Exercise objective:
Using the records below, count the lines with "macchina" in them. Give the number only.

** BEGIN Excerpted data **

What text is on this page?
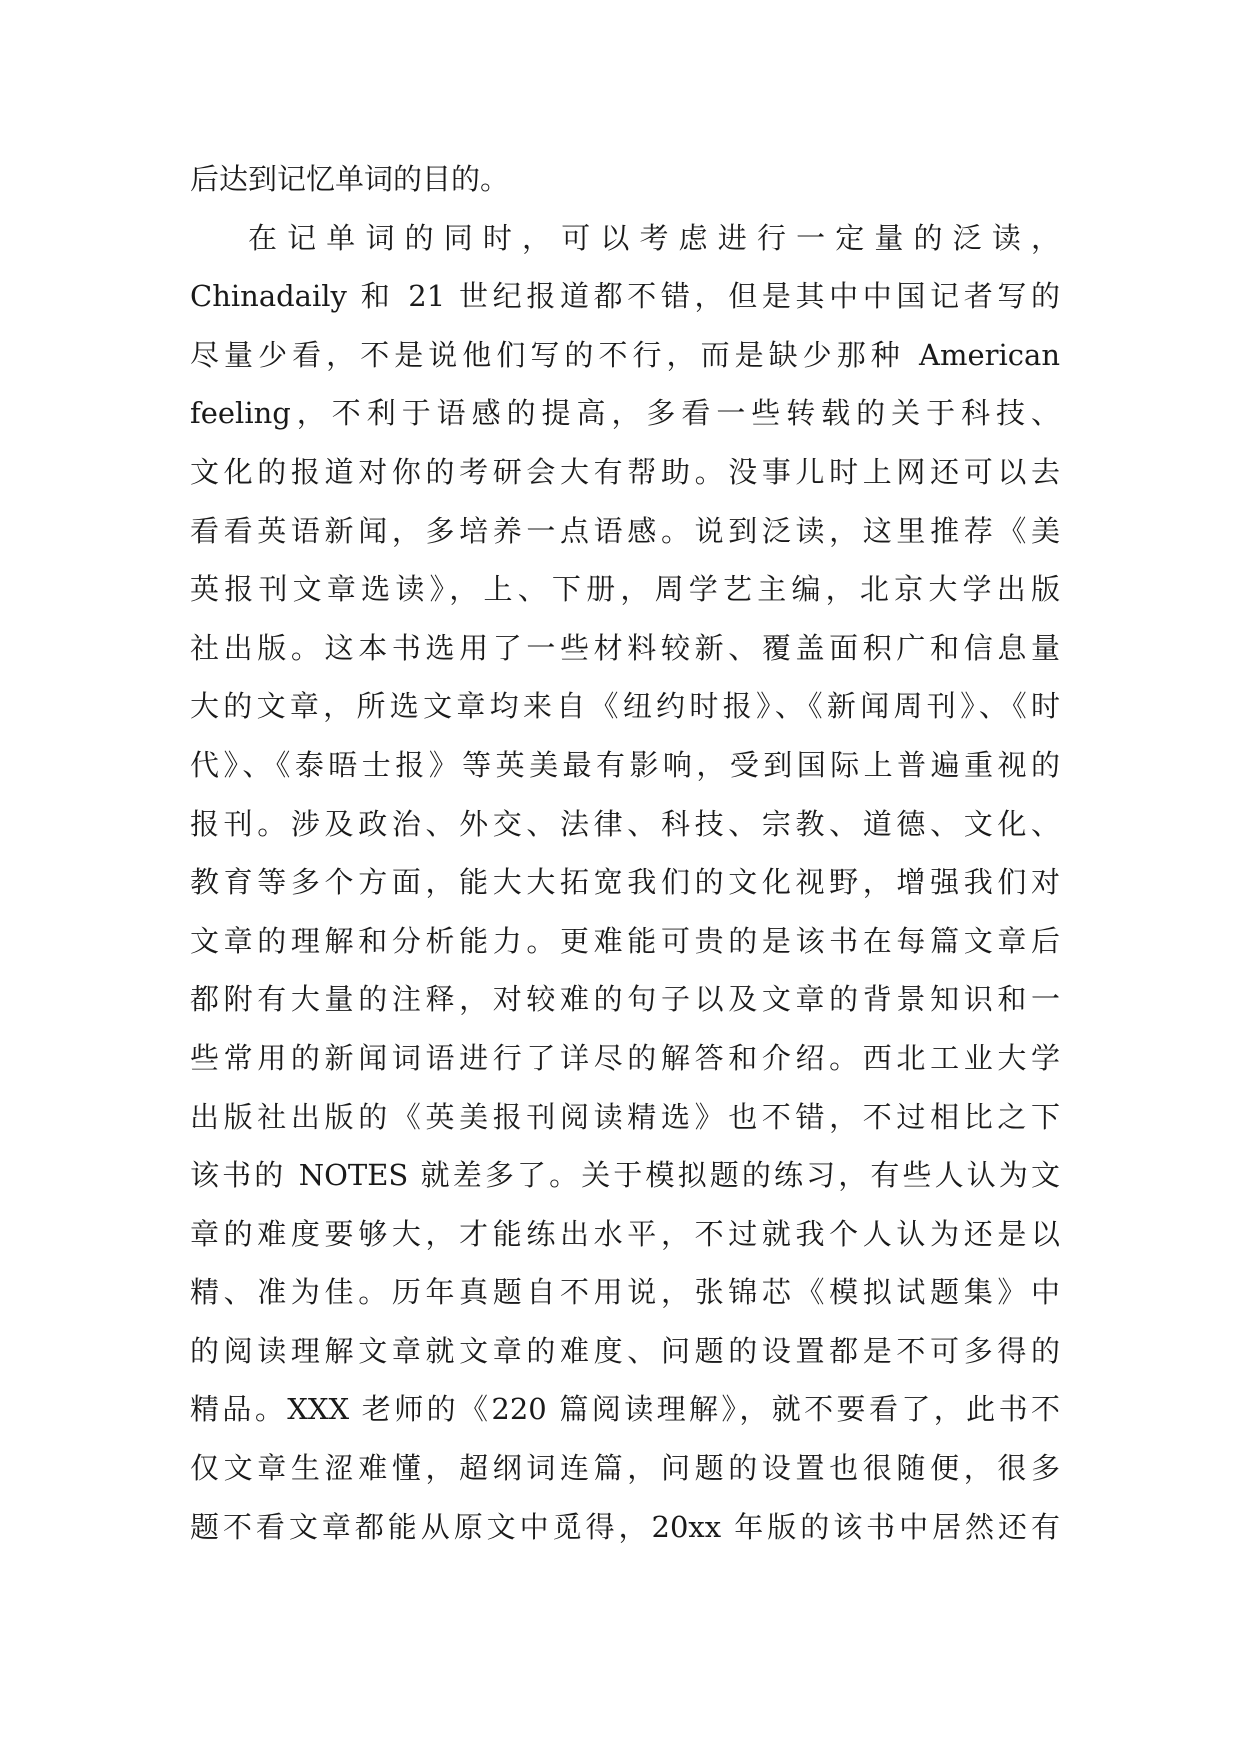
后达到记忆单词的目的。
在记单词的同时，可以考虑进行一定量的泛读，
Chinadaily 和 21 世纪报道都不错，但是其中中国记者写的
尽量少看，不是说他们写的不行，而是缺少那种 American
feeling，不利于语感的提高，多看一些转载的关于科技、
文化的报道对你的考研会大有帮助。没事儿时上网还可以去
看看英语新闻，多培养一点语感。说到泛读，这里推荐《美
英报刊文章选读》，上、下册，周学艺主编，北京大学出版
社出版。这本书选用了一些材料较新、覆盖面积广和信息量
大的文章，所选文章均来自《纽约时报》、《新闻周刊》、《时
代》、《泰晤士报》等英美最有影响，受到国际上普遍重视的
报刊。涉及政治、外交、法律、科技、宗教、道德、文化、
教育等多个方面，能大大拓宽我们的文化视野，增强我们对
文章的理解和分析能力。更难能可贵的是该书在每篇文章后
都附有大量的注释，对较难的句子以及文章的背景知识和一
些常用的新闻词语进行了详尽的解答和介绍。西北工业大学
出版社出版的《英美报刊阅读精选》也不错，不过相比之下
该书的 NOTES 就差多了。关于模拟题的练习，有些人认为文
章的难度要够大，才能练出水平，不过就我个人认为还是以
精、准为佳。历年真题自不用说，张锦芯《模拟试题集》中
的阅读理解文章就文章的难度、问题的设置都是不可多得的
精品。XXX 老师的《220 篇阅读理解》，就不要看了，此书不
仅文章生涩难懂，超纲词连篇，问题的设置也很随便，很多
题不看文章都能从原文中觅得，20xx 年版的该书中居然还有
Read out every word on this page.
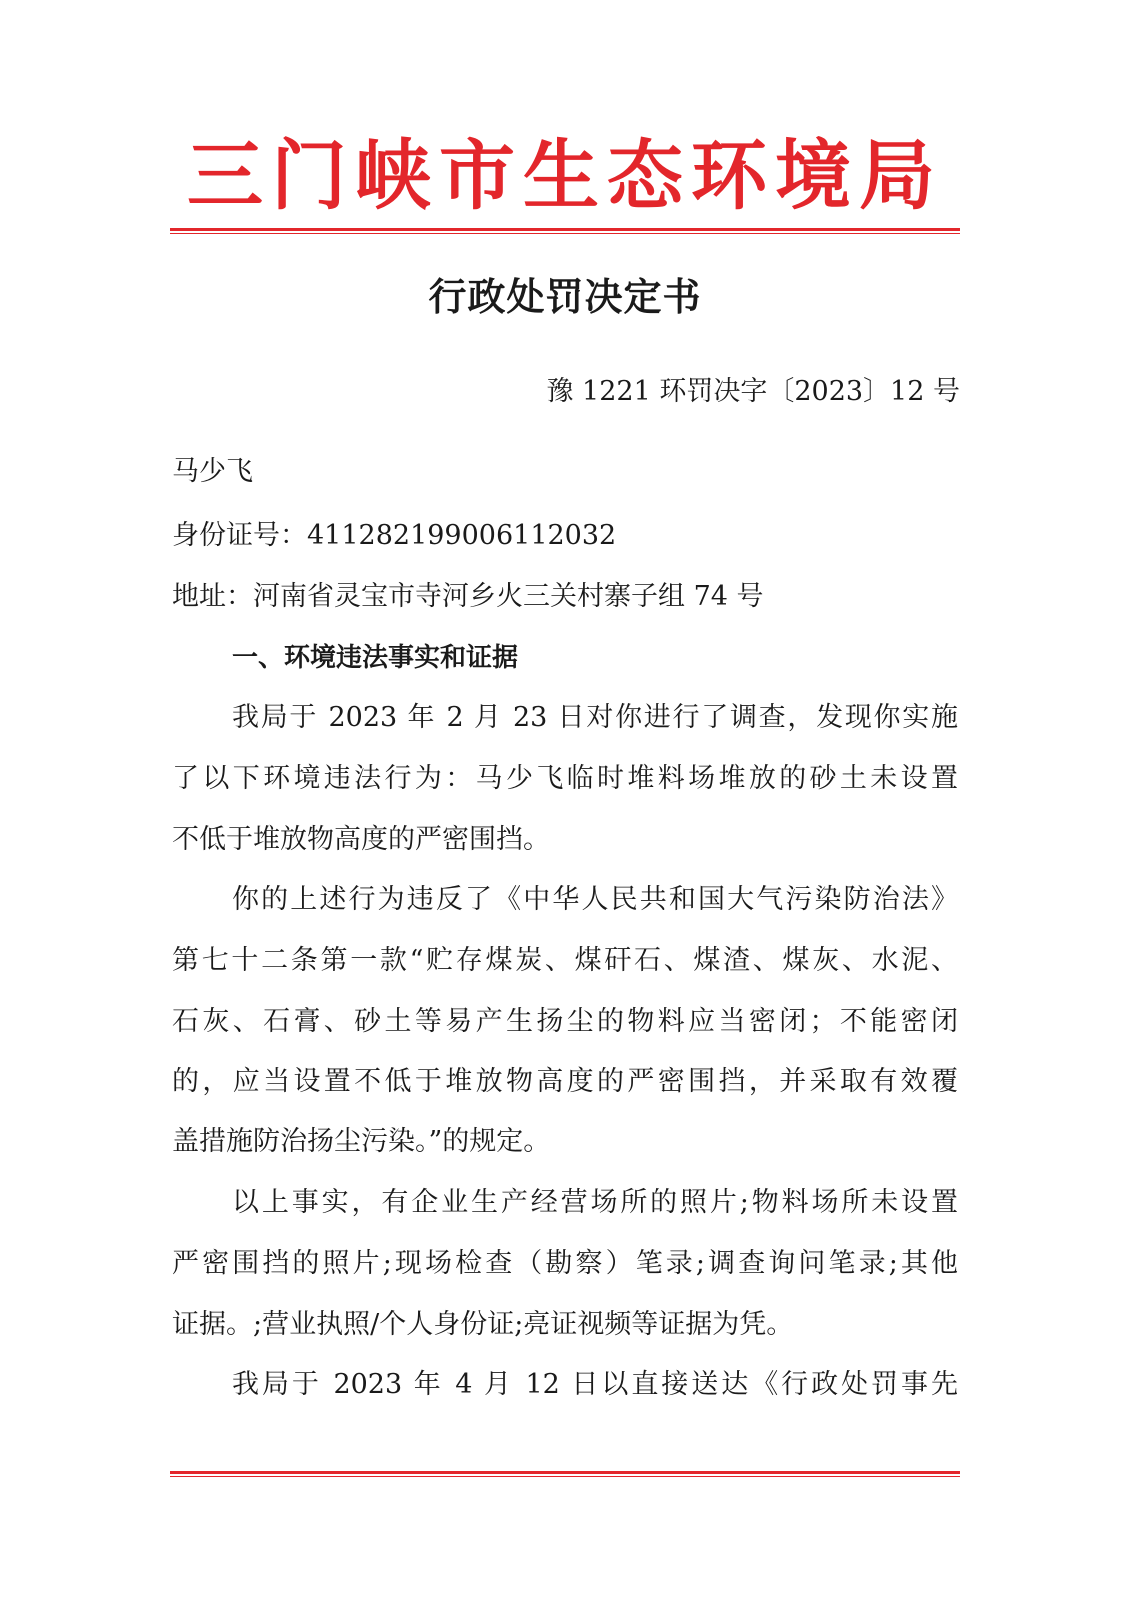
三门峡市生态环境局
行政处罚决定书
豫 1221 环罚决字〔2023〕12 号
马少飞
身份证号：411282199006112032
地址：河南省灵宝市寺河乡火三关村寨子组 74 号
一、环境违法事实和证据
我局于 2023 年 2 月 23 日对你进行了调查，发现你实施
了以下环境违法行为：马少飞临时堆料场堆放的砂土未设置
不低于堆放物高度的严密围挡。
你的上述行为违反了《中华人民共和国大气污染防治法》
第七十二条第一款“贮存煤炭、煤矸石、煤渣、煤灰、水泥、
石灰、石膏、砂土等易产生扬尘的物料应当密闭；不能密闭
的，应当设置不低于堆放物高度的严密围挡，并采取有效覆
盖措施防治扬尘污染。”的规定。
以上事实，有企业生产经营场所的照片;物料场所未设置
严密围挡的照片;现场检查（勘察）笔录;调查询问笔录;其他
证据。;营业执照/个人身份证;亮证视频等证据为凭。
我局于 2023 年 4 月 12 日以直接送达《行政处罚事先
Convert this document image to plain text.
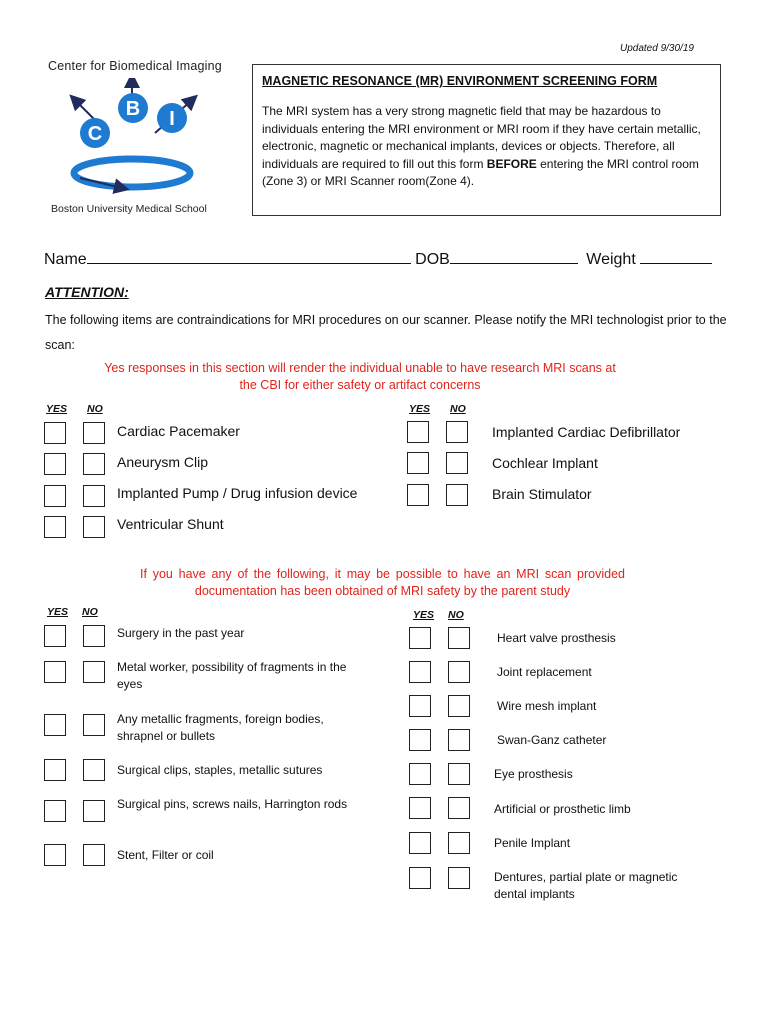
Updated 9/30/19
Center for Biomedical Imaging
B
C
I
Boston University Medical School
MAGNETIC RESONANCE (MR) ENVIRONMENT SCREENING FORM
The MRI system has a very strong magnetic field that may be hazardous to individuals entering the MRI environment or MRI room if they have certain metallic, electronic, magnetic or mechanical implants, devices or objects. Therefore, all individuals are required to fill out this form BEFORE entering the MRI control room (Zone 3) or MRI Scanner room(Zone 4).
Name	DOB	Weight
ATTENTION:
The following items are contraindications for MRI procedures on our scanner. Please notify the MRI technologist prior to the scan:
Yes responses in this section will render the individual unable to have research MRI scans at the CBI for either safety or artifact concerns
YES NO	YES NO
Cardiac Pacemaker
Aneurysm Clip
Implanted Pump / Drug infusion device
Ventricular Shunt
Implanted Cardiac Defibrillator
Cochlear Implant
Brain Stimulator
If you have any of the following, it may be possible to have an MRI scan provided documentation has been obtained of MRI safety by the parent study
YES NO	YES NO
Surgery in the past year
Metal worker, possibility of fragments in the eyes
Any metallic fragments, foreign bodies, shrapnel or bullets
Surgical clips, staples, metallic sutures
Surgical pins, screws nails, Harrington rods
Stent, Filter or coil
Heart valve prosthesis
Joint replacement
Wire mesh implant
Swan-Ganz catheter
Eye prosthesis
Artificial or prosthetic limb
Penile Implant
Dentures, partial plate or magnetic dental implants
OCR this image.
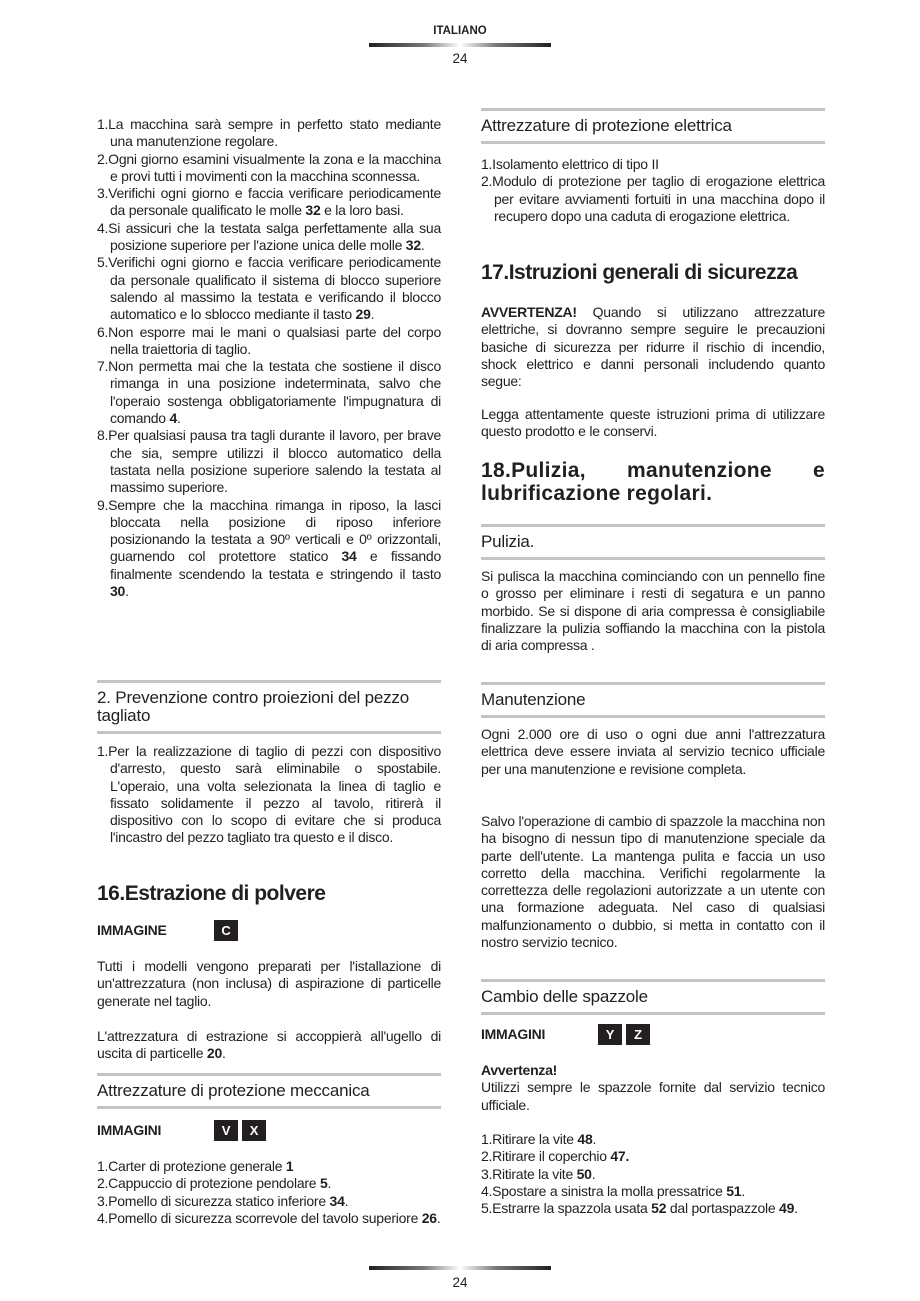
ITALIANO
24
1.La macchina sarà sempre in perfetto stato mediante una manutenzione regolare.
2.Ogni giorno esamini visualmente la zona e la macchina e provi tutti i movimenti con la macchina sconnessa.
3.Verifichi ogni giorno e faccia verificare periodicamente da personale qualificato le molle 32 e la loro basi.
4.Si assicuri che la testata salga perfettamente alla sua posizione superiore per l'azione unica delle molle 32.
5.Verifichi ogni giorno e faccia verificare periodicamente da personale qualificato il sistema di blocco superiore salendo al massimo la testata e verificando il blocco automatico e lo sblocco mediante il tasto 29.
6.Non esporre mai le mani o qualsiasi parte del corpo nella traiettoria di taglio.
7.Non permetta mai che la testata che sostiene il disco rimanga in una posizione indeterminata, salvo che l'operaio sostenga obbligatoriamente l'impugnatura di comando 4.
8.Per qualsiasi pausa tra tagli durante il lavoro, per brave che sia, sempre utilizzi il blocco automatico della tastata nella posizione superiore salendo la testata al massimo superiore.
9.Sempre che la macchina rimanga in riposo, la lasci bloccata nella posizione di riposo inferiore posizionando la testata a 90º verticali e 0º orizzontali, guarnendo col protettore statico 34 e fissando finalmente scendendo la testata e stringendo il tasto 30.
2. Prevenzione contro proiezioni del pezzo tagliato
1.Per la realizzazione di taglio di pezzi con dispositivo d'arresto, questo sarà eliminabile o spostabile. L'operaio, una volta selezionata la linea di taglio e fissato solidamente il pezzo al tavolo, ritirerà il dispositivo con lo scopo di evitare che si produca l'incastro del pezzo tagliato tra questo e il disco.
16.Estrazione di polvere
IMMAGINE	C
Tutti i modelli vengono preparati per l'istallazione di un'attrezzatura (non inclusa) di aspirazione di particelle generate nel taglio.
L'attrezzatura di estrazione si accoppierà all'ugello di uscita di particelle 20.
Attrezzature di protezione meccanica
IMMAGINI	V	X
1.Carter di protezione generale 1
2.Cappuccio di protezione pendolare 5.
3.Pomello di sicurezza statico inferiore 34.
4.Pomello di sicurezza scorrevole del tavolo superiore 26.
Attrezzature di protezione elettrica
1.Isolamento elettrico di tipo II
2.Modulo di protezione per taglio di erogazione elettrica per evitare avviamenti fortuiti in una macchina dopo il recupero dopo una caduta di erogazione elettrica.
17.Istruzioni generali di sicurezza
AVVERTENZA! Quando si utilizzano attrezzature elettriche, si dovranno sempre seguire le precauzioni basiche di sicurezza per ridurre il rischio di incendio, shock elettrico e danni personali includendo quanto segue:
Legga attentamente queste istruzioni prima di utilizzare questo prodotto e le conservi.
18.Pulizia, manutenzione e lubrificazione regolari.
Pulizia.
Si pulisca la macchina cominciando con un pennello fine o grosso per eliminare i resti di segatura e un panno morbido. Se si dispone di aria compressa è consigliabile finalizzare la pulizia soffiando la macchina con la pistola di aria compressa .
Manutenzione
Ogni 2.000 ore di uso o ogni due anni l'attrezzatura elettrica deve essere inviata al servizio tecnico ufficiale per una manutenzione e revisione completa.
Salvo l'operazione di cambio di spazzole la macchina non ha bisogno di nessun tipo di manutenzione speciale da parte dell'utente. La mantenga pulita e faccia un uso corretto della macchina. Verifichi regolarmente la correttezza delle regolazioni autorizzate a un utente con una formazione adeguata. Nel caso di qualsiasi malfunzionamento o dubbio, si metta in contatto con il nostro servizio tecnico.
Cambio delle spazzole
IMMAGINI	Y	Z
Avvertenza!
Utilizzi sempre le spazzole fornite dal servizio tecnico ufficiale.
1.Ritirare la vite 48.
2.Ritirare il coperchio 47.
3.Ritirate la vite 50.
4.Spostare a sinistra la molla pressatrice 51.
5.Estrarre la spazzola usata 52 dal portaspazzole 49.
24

** END Excerpted data **

Final result:
6